Exercise task:
Would you extract the whole listing below and retype it exactly?

(Collected data entries)
○ ○ ○

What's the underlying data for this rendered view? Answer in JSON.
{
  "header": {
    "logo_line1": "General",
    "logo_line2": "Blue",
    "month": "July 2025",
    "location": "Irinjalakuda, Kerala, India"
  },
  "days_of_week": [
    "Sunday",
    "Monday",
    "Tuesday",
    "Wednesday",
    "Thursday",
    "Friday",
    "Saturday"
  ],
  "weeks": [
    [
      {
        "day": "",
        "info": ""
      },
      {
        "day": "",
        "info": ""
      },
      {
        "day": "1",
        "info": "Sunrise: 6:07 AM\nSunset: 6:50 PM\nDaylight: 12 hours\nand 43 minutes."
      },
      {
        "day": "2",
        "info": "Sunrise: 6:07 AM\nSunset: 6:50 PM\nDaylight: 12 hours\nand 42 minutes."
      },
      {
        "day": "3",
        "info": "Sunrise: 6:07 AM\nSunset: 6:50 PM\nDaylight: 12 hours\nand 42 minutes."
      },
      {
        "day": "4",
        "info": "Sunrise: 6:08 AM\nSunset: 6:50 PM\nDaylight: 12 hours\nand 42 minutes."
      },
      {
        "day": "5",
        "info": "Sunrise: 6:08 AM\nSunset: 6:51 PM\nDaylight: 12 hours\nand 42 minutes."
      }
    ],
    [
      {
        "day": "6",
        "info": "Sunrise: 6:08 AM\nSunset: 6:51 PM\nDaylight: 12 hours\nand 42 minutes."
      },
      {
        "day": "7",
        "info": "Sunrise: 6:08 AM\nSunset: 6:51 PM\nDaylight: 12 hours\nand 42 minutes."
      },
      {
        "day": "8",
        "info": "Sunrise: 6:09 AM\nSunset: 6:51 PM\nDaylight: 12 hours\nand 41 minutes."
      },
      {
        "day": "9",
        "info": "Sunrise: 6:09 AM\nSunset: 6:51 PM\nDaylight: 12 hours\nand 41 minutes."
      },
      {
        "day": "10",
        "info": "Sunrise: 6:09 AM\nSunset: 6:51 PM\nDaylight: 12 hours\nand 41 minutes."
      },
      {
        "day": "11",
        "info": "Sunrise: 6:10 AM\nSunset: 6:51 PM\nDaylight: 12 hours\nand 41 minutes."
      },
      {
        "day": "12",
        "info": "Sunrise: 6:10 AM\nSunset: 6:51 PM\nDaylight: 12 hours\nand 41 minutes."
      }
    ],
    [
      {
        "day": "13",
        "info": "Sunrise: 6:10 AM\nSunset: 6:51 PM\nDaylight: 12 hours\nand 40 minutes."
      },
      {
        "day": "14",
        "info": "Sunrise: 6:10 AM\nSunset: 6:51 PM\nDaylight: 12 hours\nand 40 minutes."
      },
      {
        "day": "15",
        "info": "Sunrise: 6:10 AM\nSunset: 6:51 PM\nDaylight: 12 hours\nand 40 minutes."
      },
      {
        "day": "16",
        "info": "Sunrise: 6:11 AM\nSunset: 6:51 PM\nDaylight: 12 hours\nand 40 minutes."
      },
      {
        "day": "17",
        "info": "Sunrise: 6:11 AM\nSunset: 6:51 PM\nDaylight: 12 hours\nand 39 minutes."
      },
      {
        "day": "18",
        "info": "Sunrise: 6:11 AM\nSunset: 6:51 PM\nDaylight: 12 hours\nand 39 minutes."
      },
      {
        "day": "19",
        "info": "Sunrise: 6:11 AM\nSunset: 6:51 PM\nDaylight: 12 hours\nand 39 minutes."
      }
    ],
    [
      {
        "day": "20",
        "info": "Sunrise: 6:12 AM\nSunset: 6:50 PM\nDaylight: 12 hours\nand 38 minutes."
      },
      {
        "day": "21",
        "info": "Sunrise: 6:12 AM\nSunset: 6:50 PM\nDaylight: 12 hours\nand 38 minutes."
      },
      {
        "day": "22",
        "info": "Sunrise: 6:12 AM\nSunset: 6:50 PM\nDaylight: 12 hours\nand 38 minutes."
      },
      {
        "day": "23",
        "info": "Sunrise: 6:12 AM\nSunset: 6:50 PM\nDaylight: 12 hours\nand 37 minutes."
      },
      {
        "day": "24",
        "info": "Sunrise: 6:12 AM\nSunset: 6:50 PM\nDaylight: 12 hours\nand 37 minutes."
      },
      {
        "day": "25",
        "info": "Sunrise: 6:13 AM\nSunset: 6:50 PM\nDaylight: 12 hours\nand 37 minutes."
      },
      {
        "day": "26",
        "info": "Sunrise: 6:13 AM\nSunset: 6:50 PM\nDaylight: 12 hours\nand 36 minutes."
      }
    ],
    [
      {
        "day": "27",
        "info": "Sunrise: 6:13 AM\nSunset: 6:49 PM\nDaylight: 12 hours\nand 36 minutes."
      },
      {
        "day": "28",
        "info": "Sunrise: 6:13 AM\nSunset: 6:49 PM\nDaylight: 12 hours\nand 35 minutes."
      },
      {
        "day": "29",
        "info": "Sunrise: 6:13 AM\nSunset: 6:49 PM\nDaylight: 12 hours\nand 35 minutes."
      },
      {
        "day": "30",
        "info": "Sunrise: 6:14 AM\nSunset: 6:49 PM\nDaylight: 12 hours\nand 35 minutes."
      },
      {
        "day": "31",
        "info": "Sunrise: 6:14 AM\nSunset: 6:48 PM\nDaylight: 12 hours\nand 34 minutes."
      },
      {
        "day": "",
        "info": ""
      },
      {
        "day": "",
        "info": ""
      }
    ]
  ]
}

○ ○ ○

Full response:
What's the underlying data for this rendered view? Answer in JSON.
{
  "header": {
    "logo_line1": "General",
    "logo_line2": "Blue",
    "month": "July 2025",
    "location": "Irinjalakuda, Kerala, India"
  },
  "days_of_week": [
    "Sunday",
    "Monday",
    "Tuesday",
    "Wednesday",
    "Thursday",
    "Friday",
    "Saturday"
  ],
  "weeks": [
    [
      {
        "day": "",
        "info": ""
      },
      {
        "day": "",
        "info": ""
      },
      {
        "day": "1",
        "info": "Sunrise: 6:07 AM\nSunset: 6:50 PM\nDaylight: 12 hours\nand 43 minutes."
      },
      {
        "day": "2",
        "info": "Sunrise: 6:07 AM\nSunset: 6:50 PM\nDaylight: 12 hours\nand 42 minutes."
      },
      {
        "day": "3",
        "info": "Sunrise: 6:07 AM\nSunset: 6:50 PM\nDaylight: 12 hours\nand 42 minutes."
      },
      {
        "day": "4",
        "info": "Sunrise: 6:08 AM\nSunset: 6:50 PM\nDaylight: 12 hours\nand 42 minutes."
      },
      {
        "day": "5",
        "info": "Sunrise: 6:08 AM\nSunset: 6:51 PM\nDaylight: 12 hours\nand 42 minutes."
      }
    ],
    [
      {
        "day": "6",
        "info": "Sunrise: 6:08 AM\nSunset: 6:51 PM\nDaylight: 12 hours\nand 42 minutes."
      },
      {
        "day": "7",
        "info": "Sunrise: 6:08 AM\nSunset: 6:51 PM\nDaylight: 12 hours\nand 42 minutes."
      },
      {
        "day": "8",
        "info": "Sunrise: 6:09 AM\nSunset: 6:51 PM\nDaylight: 12 hours\nand 41 minutes."
      },
      {
        "day": "9",
        "info": "Sunrise: 6:09 AM\nSunset: 6:51 PM\nDaylight: 12 hours\nand 41 minutes."
      },
      {
        "day": "10",
        "info": "Sunrise: 6:09 AM\nSunset: 6:51 PM\nDaylight: 12 hours\nand 41 minutes."
      },
      {
        "day": "11",
        "info": "Sunrise: 6:10 AM\nSunset: 6:51 PM\nDaylight: 12 hours\nand 41 minutes."
      },
      {
        "day": "12",
        "info": "Sunrise: 6:10 AM\nSunset: 6:51 PM\nDaylight: 12 hours\nand 41 minutes."
      }
    ],
    [
      {
        "day": "13",
        "info": "Sunrise: 6:10 AM\nSunset: 6:51 PM\nDaylight: 12 hours\nand 40 minutes."
      },
      {
        "day": "14",
        "info": "Sunrise: 6:10 AM\nSunset: 6:51 PM\nDaylight: 12 hours\nand 40 minutes."
      },
      {
        "day": "15",
        "info": "Sunrise: 6:10 AM\nSunset: 6:51 PM\nDaylight: 12 hours\nand 40 minutes."
      },
      {
        "day": "16",
        "info": "Sunrise: 6:11 AM\nSunset: 6:51 PM\nDaylight: 12 hours\nand 40 minutes."
      },
      {
        "day": "17",
        "info": "Sunrise: 6:11 AM\nSunset: 6:51 PM\nDaylight: 12 hours\nand 39 minutes."
      },
      {
        "day": "18",
        "info": "Sunrise: 6:11 AM\nSunset: 6:51 PM\nDaylight: 12 hours\nand 39 minutes."
      },
      {
        "day": "19",
        "info": "Sunrise: 6:11 AM\nSunset: 6:51 PM\nDaylight: 12 hours\nand 39 minutes."
      }
    ],
    [
      {
        "day": "20",
        "info": "Sunrise: 6:12 AM\nSunset: 6:50 PM\nDaylight: 12 hours\nand 38 minutes."
      },
      {
        "day": "21",
        "info": "Sunrise: 6:12 AM\nSunset: 6:50 PM\nDaylight: 12 hours\nand 38 minutes."
      },
      {
        "day": "22",
        "info": "Sunrise: 6:12 AM\nSunset: 6:50 PM\nDaylight: 12 hours\nand 38 minutes."
      },
      {
        "day": "23",
        "info": "Sunrise: 6:12 AM\nSunset: 6:50 PM\nDaylight: 12 hours\nand 37 minutes."
      },
      {
        "day": "24",
        "info": "Sunrise: 6:12 AM\nSunset: 6:50 PM\nDaylight: 12 hours\nand 37 minutes."
      },
      {
        "day": "25",
        "info": "Sunrise: 6:13 AM\nSunset: 6:50 PM\nDaylight: 12 hours\nand 37 minutes."
      },
      {
        "day": "26",
        "info": "Sunrise: 6:13 AM\nSunset: 6:50 PM\nDaylight: 12 hours\nand 36 minutes."
      }
    ],
    [
      {
        "day": "27",
        "info": "Sunrise: 6:13 AM\nSunset: 6:49 PM\nDaylight: 12 hours\nand 36 minutes."
      },
      {
        "day": "28",
        "info": "Sunrise: 6:13 AM\nSunset: 6:49 PM\nDaylight: 12 hours\nand 35 minutes."
      },
      {
        "day": "29",
        "info": "Sunrise: 6:13 AM\nSunset: 6:49 PM\nDaylight: 12 hours\nand 35 minutes."
      },
      {
        "day": "30",
        "info": "Sunrise: 6:14 AM\nSunset: 6:49 PM\nDaylight: 12 hours\nand 35 minutes."
      },
      {
        "day": "31",
        "info": "Sunrise: 6:14 AM\nSunset: 6:48 PM\nDaylight: 12 hours\nand 34 minutes."
      },
      {
        "day": "",
        "info": ""
      },
      {
        "day": "",
        "info": ""
      }
    ]
  ]
}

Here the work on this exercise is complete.